TASK DESCRIPTION. Take each line containing the word "difference" and copy it.

Figure contents as structured data
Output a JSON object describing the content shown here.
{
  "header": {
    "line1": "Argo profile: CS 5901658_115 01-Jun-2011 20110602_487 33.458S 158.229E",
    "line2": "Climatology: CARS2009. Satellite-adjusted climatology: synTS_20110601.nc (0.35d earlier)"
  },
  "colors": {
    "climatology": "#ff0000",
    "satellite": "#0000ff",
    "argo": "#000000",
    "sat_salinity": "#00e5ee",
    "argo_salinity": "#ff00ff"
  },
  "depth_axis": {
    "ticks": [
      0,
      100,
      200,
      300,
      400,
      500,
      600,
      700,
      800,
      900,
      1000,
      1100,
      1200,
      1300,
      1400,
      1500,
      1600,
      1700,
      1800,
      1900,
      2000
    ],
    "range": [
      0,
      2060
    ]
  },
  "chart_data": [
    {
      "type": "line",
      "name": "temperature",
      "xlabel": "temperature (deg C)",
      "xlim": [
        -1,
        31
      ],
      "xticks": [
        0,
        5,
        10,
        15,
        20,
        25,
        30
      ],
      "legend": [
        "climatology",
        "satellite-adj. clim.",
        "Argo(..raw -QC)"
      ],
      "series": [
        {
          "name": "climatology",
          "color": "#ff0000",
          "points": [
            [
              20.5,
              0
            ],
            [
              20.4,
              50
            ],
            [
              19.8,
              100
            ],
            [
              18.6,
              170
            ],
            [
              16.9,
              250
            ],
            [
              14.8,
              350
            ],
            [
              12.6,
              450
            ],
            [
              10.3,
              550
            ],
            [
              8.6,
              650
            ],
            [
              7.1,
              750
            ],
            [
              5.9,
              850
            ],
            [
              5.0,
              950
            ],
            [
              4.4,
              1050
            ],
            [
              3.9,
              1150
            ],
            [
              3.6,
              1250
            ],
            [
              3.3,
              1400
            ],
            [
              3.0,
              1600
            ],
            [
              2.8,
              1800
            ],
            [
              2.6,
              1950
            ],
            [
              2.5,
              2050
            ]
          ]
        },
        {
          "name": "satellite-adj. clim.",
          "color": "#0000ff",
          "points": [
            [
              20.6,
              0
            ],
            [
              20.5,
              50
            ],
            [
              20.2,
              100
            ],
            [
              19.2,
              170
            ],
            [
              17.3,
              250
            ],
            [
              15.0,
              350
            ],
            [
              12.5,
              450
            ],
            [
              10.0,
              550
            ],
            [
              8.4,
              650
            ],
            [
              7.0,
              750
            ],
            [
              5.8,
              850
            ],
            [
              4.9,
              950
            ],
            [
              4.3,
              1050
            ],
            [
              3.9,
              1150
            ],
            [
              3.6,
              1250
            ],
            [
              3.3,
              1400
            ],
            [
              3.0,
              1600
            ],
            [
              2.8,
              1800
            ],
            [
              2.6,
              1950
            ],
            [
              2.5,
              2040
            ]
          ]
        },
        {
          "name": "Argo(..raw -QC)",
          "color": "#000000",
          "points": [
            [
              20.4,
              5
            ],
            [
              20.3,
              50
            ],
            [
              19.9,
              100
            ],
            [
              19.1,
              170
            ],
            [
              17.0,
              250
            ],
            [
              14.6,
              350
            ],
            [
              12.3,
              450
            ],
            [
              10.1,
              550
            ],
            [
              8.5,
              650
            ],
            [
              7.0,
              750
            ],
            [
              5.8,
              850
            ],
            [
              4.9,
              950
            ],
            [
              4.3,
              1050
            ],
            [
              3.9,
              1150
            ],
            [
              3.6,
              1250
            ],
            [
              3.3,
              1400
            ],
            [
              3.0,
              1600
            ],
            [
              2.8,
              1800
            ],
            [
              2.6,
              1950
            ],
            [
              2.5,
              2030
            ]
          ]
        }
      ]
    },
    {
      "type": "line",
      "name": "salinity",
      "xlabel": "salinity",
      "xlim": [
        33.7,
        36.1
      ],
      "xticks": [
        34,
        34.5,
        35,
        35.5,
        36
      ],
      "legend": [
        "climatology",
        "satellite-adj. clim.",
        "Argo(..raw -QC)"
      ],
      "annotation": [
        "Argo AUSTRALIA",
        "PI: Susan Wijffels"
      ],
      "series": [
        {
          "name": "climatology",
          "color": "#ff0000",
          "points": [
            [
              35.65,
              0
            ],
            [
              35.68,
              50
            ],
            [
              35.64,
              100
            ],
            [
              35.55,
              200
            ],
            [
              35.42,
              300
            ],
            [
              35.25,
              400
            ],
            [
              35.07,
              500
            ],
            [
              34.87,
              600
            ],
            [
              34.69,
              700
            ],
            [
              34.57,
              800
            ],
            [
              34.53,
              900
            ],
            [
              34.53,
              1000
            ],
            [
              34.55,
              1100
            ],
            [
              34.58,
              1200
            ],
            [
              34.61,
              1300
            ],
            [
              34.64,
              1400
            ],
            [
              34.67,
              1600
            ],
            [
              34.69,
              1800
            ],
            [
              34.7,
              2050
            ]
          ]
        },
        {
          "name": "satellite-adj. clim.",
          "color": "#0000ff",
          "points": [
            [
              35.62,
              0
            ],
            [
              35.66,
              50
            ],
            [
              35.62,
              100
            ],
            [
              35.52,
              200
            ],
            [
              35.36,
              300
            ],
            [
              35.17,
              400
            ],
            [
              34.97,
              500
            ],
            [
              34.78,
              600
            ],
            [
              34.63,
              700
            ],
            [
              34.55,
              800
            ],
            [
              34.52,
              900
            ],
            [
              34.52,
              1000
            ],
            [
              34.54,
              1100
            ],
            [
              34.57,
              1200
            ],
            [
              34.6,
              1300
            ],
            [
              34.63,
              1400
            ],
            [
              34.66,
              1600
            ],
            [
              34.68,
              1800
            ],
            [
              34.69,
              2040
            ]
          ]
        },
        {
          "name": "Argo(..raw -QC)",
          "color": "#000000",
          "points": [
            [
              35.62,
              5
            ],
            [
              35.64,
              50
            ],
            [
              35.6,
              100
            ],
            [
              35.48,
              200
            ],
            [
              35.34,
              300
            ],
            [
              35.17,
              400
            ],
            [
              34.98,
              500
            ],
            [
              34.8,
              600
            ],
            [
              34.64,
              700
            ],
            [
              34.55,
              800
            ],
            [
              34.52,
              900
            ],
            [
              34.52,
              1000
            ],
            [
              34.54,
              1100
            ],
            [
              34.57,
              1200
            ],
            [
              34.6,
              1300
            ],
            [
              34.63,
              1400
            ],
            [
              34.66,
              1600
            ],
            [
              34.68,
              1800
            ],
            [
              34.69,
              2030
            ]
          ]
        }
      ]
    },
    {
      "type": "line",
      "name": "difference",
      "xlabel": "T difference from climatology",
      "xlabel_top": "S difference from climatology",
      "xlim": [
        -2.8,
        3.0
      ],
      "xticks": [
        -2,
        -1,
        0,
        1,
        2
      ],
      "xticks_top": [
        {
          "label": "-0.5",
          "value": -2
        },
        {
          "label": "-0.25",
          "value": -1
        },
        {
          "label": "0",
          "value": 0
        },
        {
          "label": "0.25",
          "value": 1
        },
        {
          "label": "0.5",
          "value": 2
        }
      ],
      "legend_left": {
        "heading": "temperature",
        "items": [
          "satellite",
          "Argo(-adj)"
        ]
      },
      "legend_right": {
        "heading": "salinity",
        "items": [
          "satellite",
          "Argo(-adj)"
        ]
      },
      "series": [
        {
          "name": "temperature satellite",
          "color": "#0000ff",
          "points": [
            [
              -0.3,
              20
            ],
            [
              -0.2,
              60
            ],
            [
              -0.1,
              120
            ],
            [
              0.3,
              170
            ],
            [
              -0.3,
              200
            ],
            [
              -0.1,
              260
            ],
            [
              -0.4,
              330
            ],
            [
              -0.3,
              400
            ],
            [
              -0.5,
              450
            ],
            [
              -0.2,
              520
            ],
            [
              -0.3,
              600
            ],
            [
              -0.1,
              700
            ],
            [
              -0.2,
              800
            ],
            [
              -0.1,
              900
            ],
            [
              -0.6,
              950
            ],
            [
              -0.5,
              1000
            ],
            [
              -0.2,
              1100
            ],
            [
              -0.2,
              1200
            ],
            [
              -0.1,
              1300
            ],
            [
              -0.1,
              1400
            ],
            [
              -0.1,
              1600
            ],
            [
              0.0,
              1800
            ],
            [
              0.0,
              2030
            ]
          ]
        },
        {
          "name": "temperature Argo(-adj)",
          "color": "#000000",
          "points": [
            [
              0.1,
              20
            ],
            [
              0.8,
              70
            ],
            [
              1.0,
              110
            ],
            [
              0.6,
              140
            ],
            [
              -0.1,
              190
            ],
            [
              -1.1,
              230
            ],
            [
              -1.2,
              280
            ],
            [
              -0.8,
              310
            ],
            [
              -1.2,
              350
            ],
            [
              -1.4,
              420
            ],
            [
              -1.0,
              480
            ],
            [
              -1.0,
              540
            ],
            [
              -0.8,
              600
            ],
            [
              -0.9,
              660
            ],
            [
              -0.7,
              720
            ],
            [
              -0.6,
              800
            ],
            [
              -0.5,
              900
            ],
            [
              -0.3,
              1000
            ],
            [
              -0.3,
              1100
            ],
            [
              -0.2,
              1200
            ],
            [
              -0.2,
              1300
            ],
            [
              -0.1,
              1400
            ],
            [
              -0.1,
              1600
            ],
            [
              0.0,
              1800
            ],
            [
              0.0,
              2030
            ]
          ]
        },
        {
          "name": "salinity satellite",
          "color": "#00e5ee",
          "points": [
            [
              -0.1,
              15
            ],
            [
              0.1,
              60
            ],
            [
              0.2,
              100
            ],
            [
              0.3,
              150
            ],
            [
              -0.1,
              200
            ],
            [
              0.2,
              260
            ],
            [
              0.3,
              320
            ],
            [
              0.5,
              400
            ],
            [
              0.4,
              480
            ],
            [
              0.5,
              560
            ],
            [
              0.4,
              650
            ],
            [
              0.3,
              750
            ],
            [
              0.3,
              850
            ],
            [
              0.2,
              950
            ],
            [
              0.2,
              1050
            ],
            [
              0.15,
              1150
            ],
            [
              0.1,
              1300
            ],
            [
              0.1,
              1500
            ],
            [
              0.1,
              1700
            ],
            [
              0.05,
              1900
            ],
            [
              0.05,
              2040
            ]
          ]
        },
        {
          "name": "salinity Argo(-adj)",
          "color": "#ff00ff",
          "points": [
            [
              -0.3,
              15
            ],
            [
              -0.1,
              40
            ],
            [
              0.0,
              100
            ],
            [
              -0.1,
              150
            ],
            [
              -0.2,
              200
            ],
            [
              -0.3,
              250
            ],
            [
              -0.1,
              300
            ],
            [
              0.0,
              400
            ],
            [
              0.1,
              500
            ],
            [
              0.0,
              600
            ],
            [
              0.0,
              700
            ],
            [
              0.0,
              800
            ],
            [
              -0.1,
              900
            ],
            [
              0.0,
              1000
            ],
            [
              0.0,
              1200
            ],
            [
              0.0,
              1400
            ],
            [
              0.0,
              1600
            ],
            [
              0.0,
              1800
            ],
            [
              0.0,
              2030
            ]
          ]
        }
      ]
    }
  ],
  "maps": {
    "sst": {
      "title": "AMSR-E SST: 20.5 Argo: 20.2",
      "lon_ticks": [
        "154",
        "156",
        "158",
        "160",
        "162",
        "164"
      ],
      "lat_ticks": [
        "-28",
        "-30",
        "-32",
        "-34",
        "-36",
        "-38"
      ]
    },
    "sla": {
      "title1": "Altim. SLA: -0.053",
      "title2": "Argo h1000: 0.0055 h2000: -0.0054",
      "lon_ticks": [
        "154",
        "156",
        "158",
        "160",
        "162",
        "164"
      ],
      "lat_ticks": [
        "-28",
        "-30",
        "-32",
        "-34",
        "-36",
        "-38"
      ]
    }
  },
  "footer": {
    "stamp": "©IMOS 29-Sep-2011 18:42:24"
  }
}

CORRECT ANSWER.
      "name": "difference",
      "xlabel": "T difference from climatology",
      "xlabel_top": "S difference from climatology",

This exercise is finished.